Problem description>
Work out the number of lines in the listing that include the string "Vermont". Reply with that number alone.

The data>
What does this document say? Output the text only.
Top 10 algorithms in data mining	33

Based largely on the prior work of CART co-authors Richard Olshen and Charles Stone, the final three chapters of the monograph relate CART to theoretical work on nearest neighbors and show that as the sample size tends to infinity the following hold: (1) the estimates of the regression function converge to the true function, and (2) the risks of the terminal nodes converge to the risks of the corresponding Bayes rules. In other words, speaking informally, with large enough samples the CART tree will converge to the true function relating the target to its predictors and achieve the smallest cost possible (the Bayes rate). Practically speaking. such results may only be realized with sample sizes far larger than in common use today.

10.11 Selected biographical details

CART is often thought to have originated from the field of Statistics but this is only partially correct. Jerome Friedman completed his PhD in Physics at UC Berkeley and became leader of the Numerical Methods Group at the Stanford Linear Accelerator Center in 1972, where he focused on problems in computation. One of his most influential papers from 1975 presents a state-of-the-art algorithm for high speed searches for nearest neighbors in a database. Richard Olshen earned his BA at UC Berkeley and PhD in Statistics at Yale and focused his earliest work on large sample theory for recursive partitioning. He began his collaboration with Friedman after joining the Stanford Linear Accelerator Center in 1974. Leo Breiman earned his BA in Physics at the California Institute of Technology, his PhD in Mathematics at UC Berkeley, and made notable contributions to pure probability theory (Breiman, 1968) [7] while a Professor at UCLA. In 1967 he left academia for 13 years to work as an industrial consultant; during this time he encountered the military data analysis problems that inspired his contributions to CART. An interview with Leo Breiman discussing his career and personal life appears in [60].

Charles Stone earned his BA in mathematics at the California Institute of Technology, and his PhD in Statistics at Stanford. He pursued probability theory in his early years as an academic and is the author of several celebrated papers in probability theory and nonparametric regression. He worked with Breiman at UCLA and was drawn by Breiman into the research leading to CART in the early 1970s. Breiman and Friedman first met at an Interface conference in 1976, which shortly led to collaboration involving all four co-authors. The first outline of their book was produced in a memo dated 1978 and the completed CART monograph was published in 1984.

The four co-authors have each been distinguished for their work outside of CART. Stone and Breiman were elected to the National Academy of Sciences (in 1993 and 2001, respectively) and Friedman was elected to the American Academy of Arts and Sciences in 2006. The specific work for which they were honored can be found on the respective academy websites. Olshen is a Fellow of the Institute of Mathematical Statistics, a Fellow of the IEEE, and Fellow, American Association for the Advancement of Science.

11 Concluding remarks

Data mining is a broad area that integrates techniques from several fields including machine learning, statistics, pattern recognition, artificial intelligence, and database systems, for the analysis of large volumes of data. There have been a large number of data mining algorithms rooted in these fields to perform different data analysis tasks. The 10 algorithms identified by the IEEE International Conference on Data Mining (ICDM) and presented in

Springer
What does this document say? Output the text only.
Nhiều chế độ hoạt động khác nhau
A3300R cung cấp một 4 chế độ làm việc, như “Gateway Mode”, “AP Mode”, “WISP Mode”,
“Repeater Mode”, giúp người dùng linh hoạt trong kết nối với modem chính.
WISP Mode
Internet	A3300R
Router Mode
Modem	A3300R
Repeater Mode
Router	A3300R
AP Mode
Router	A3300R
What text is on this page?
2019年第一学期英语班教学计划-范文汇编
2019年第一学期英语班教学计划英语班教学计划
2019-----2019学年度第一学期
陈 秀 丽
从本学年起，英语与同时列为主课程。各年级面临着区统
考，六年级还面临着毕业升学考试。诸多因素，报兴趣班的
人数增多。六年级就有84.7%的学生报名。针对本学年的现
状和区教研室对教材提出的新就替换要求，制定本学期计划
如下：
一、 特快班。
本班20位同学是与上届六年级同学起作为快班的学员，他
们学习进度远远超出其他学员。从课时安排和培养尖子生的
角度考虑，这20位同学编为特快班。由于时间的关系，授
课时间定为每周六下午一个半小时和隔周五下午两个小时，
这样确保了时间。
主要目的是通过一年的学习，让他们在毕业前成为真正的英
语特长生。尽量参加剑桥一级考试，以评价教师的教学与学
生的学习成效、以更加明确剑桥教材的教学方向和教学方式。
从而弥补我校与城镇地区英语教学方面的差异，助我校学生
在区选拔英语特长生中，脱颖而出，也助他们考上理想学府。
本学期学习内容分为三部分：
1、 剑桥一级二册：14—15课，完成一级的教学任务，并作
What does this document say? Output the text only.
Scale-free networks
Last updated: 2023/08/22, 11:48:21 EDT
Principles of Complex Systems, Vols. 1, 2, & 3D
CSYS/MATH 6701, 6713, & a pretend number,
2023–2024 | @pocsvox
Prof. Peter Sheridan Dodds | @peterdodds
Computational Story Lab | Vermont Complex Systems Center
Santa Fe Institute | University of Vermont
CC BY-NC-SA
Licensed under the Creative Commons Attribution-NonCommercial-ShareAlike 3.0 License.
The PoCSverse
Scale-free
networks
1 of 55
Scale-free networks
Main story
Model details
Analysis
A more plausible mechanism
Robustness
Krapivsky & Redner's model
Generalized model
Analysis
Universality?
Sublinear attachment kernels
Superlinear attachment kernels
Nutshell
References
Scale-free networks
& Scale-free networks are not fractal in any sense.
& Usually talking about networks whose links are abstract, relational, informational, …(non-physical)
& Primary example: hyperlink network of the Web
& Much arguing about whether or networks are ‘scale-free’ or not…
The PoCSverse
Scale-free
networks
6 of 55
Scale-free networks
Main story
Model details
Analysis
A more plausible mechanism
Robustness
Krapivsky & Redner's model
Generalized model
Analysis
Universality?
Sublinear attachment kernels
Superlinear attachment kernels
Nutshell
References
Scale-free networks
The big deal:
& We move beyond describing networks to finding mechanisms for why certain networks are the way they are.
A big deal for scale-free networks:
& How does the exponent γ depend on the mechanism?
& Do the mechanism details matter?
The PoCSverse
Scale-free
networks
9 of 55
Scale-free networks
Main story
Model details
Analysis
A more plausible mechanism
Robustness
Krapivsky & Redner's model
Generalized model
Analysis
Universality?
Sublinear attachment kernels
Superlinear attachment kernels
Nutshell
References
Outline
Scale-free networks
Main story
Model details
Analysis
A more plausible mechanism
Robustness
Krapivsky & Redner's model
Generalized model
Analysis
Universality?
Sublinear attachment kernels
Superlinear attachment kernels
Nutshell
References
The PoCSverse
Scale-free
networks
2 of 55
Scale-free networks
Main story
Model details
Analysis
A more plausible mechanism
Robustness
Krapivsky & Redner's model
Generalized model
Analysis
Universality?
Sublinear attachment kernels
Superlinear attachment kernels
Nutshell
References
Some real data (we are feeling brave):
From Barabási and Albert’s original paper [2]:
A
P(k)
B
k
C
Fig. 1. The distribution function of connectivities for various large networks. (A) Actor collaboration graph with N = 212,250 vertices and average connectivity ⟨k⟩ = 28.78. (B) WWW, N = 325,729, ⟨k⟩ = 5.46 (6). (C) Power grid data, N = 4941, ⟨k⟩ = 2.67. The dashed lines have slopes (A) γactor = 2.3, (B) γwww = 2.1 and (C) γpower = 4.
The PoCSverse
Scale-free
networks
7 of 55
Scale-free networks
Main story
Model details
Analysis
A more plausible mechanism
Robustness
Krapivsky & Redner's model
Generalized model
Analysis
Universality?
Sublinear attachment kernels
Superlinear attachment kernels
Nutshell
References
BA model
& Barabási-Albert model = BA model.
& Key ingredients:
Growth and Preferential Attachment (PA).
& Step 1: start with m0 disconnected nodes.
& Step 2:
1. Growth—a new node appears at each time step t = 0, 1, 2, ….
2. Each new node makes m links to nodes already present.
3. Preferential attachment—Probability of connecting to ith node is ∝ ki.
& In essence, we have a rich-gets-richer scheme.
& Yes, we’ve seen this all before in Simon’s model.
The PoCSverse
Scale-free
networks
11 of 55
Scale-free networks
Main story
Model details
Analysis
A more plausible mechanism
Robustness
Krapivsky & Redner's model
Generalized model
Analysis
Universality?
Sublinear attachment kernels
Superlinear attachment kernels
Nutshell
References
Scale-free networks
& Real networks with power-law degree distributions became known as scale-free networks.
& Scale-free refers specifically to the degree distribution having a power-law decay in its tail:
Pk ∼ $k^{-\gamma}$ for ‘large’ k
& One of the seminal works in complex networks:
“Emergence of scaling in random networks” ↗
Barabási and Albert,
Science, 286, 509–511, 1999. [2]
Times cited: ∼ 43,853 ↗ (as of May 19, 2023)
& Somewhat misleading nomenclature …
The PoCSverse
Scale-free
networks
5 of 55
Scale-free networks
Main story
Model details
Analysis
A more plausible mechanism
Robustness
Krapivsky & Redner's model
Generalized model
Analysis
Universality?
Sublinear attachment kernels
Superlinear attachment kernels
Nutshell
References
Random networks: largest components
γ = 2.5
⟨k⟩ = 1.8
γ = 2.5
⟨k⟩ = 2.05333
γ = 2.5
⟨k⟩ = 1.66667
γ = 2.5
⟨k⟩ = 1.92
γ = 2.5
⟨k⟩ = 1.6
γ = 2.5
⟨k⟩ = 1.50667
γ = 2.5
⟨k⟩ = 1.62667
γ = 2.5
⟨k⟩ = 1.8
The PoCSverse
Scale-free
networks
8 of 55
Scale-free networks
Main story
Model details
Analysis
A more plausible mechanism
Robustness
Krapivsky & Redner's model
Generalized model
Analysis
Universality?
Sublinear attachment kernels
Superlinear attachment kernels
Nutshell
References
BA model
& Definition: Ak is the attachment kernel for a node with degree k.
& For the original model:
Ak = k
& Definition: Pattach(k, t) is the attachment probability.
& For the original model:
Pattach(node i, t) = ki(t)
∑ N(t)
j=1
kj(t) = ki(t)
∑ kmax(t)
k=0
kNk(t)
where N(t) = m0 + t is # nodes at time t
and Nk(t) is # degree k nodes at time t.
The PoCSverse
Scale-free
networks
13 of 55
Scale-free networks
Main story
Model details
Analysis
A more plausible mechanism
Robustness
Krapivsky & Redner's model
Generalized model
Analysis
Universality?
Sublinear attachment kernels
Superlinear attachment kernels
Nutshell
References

Correct result>
2